Saved entries
★ ★ ★

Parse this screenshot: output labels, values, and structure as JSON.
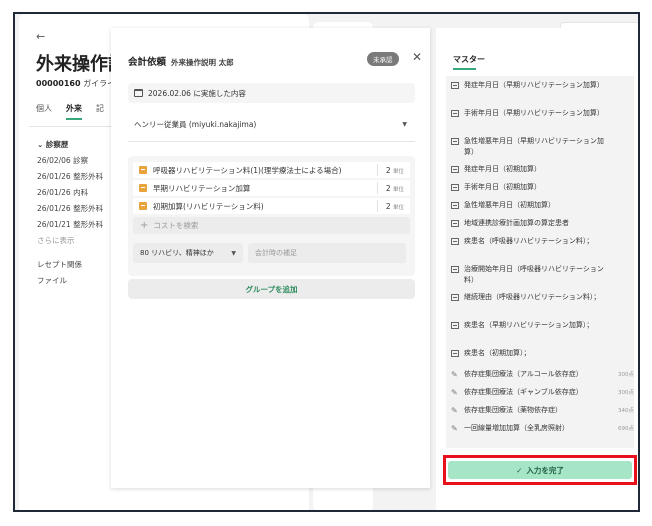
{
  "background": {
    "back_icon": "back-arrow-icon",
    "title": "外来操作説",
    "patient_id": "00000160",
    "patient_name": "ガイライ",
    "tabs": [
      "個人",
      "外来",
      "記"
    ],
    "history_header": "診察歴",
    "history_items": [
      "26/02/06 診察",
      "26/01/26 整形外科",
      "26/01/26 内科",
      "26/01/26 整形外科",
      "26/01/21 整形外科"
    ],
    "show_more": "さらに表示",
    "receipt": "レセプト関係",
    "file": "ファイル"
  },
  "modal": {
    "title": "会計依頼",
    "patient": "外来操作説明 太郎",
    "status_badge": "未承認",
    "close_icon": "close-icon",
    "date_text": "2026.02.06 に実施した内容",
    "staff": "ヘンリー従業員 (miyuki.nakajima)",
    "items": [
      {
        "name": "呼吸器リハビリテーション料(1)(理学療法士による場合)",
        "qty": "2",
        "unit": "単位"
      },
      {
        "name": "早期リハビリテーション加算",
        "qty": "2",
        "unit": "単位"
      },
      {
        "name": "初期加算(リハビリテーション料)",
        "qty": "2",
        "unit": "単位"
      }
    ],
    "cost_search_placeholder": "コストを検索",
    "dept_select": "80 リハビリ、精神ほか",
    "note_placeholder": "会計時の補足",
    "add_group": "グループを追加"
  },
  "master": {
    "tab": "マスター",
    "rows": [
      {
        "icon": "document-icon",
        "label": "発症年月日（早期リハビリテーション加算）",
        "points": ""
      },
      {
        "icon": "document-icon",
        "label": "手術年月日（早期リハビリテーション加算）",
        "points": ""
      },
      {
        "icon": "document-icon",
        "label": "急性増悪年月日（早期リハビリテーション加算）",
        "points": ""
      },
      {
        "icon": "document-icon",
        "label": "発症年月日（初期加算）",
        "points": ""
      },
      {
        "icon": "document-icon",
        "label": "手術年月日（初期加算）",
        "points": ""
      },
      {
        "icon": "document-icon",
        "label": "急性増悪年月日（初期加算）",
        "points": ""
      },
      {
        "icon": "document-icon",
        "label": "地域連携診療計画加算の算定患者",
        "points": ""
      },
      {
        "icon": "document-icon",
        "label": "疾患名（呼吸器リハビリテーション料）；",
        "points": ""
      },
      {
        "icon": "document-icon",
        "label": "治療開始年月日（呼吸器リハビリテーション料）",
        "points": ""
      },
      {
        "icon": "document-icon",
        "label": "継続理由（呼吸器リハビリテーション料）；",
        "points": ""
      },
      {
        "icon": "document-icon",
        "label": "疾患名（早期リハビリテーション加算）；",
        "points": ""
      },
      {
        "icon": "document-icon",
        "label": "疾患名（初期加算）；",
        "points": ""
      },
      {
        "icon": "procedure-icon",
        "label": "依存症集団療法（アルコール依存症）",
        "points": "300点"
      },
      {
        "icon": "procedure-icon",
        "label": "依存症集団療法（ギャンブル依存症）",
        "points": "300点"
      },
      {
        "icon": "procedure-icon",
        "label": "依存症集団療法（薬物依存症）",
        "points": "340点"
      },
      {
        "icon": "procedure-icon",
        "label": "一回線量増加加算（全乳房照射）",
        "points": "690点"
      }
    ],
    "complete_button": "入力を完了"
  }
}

★ ★ ★

Gather every line from the entries above where the word "呼吸器リハビリテーション料" appears, and copy them.

        "name": "呼吸器リハビリテーション料(1)(理学療法士による場合)",
        "label": "疾患名（呼吸器リハビリテーション料）；",
        "label": "治療開始年月日（呼吸器リハビリテーション料）",
        "label": "継続理由（呼吸器リハビリテーション料）；",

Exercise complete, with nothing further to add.